▶ [Entries with figure data]

━━━━━━━━━━━━━━━━

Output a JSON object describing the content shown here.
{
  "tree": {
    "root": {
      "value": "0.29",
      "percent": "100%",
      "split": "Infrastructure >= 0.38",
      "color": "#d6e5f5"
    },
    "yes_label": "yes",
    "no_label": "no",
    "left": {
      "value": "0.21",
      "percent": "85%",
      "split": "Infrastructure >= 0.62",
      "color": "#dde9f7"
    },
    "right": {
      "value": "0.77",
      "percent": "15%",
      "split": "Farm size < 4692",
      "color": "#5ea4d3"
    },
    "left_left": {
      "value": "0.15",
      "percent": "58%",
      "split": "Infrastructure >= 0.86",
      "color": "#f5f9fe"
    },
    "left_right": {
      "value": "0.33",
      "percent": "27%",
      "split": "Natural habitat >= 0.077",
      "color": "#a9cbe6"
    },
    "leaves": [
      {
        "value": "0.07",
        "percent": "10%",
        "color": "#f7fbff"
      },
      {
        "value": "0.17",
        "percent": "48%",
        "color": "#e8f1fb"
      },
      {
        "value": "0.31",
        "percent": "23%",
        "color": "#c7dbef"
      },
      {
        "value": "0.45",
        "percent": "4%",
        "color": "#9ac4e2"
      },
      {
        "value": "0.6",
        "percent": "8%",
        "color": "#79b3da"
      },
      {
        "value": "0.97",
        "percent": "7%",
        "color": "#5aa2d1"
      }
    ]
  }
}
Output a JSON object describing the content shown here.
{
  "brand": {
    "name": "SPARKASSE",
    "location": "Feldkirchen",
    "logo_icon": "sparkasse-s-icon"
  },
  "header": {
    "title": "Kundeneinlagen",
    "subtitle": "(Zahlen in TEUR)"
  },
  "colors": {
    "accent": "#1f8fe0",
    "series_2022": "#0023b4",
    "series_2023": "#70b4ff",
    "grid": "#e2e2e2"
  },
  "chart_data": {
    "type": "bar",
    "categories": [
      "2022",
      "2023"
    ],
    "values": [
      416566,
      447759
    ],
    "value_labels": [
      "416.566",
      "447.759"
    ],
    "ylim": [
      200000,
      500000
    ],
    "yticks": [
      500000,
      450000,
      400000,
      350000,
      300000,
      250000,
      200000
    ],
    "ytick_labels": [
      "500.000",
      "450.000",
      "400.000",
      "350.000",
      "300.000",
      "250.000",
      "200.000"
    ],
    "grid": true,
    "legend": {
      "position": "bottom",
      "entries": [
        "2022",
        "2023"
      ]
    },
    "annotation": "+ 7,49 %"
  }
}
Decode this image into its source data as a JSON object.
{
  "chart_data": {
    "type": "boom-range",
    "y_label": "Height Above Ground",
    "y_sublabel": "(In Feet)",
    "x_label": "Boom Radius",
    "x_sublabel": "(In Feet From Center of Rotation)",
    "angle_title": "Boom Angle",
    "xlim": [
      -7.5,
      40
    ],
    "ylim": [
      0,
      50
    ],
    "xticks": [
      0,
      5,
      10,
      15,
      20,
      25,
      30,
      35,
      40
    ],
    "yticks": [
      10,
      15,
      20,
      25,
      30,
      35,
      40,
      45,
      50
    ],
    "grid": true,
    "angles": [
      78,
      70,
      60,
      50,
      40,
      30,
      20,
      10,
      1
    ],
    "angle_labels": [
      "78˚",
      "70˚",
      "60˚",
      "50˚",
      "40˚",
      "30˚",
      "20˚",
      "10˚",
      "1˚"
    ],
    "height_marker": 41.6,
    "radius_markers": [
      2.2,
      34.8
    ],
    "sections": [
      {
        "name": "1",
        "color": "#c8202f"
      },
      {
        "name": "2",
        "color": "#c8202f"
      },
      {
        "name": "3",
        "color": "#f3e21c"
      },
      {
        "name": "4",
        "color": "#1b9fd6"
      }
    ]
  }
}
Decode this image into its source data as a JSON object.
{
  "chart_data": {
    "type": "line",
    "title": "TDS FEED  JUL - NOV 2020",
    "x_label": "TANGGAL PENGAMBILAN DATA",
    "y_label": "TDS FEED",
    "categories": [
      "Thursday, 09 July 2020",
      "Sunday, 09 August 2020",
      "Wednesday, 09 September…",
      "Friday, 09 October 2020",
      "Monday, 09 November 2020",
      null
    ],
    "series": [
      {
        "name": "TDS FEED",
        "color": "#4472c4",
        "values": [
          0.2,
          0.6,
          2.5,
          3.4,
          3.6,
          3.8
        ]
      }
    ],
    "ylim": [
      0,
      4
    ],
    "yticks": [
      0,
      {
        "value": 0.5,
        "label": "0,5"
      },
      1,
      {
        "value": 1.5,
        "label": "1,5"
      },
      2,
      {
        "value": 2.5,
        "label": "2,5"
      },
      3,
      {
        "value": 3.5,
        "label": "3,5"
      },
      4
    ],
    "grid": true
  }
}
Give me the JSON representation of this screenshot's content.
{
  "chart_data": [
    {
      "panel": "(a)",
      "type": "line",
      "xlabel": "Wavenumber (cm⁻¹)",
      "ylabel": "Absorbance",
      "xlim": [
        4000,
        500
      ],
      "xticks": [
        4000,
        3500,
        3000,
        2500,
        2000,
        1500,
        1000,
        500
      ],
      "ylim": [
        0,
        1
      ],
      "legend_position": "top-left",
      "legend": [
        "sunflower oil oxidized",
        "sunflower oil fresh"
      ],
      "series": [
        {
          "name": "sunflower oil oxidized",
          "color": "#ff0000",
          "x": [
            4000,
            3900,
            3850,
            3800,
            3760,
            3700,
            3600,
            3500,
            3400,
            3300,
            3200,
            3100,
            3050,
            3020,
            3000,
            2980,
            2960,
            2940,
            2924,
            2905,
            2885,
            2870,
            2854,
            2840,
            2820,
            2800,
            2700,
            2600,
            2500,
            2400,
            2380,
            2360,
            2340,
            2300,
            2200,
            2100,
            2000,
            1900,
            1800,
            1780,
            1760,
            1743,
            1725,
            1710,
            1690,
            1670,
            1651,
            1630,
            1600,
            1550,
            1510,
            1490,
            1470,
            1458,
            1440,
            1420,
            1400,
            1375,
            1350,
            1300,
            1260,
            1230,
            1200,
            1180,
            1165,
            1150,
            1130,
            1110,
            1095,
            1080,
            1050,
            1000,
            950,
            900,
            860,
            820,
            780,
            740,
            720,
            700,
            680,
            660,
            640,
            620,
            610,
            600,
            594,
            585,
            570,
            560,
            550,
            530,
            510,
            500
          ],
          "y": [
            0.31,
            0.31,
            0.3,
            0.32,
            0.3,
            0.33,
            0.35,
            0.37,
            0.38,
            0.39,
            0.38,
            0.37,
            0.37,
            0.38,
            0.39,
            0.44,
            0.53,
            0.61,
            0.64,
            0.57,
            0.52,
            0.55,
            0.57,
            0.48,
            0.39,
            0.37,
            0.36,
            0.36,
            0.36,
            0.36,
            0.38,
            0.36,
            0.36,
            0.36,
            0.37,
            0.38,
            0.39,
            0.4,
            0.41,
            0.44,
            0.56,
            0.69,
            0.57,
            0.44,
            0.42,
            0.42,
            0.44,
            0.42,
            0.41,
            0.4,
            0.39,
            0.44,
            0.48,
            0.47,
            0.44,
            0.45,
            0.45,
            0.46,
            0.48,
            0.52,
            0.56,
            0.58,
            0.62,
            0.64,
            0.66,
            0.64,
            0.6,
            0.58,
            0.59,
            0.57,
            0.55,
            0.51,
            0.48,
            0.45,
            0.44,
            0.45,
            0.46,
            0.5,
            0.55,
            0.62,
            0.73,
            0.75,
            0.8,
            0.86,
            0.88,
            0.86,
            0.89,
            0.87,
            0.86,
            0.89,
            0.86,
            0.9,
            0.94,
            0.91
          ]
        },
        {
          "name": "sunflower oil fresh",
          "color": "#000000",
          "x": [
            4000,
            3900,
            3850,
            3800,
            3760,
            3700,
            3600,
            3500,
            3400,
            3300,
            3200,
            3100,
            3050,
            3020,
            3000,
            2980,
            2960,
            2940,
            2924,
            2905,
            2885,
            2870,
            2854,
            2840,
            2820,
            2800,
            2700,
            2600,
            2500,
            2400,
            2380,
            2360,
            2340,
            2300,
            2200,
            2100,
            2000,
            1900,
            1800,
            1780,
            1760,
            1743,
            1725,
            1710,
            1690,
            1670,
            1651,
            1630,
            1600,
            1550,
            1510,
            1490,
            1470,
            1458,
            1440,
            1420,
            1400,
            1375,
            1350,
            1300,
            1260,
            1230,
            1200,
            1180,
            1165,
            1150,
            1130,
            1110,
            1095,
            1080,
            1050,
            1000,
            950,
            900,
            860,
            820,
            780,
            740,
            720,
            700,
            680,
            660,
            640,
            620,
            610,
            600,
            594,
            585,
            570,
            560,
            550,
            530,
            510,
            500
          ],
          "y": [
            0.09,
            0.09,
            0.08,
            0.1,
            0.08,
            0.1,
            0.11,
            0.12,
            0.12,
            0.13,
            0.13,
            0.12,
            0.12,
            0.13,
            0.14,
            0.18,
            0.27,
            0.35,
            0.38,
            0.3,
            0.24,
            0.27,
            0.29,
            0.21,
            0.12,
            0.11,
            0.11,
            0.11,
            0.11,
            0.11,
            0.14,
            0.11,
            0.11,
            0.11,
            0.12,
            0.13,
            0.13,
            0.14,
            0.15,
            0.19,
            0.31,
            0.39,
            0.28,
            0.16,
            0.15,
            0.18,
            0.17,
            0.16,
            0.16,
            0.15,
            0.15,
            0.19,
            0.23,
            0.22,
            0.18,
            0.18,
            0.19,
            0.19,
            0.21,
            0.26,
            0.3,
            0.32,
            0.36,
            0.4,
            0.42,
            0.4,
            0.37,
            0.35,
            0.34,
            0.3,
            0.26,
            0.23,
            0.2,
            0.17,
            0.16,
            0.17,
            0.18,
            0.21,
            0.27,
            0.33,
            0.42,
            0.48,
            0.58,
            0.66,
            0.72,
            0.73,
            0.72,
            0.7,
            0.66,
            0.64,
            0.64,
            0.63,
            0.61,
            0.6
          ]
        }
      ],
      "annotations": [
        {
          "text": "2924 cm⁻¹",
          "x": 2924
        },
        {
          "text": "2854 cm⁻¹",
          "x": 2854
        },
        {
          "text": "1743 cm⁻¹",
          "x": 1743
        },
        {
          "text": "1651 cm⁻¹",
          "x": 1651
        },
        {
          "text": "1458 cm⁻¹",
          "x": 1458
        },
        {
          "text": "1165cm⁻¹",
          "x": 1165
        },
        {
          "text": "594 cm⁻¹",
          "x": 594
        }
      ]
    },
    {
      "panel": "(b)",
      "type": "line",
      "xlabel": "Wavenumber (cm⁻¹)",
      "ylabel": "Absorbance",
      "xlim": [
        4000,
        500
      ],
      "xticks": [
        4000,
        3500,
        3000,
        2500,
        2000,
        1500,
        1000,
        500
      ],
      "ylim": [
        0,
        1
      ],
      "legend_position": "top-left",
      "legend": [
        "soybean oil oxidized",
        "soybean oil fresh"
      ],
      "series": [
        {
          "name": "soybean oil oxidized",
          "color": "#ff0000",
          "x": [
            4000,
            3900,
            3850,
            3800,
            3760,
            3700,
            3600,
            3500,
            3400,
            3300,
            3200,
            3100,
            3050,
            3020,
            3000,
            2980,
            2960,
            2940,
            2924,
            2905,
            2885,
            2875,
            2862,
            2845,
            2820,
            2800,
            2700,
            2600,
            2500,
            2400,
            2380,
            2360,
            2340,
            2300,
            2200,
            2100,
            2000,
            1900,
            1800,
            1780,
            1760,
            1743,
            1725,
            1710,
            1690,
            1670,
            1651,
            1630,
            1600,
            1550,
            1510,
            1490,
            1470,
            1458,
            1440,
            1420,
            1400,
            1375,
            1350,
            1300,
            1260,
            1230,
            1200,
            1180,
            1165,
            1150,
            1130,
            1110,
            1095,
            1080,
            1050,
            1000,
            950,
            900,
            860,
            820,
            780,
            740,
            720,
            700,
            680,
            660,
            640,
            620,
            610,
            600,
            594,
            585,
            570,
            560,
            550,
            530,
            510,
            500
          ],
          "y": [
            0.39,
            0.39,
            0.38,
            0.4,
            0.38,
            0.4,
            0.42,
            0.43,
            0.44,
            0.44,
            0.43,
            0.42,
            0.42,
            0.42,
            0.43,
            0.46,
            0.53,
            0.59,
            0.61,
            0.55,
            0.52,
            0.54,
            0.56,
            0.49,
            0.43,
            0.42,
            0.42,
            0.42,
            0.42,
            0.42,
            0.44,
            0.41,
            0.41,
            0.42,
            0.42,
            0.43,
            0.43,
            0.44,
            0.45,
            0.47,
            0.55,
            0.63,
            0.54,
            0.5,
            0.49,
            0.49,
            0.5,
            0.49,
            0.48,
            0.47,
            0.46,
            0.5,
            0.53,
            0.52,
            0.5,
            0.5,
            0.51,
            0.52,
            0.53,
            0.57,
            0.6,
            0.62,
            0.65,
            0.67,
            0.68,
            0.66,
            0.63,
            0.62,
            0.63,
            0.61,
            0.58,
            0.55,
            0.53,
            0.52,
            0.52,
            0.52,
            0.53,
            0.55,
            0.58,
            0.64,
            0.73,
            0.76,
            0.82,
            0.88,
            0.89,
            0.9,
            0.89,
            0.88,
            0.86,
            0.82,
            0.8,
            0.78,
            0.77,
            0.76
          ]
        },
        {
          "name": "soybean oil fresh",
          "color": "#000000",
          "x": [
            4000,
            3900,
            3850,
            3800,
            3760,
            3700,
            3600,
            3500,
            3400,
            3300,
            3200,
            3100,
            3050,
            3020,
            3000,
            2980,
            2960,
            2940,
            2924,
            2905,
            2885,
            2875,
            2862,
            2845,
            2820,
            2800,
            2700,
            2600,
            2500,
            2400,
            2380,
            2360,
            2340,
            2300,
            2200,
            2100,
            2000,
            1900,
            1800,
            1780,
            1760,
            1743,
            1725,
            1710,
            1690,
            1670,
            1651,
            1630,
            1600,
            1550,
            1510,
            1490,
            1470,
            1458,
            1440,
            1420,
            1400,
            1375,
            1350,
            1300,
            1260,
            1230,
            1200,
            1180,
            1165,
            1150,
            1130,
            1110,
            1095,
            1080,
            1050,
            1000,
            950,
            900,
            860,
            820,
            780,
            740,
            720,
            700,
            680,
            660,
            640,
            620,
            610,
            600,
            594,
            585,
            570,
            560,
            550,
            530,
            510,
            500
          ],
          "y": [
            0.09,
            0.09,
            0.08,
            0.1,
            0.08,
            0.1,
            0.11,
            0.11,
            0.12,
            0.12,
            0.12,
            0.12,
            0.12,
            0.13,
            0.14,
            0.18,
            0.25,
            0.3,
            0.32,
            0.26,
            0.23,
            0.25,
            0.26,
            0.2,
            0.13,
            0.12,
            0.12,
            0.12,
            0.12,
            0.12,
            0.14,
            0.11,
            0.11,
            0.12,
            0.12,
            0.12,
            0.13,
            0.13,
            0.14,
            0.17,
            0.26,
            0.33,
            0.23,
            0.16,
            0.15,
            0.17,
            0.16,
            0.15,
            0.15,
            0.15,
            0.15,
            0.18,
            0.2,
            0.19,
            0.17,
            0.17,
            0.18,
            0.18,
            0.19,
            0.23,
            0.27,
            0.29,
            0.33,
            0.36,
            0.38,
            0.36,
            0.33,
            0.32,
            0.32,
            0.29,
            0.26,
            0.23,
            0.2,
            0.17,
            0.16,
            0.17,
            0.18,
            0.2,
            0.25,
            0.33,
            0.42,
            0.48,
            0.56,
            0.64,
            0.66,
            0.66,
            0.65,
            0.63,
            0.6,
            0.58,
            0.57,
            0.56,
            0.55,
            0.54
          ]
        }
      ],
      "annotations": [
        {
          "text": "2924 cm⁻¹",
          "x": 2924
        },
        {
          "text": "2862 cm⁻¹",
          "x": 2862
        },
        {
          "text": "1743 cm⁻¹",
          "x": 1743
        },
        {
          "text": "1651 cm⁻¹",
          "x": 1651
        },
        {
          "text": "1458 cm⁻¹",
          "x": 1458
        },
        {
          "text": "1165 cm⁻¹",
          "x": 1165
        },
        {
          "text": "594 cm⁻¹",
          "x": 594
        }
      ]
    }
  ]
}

━━━━━━━━━━━━━━━━

▶ [Task details]
In the entries above, identify every line with the string "Feet".

▶ [Task response]
    "y_sublabel": "(In Feet)",
    "x_sublabel": "(In Feet From Center of Rotation)",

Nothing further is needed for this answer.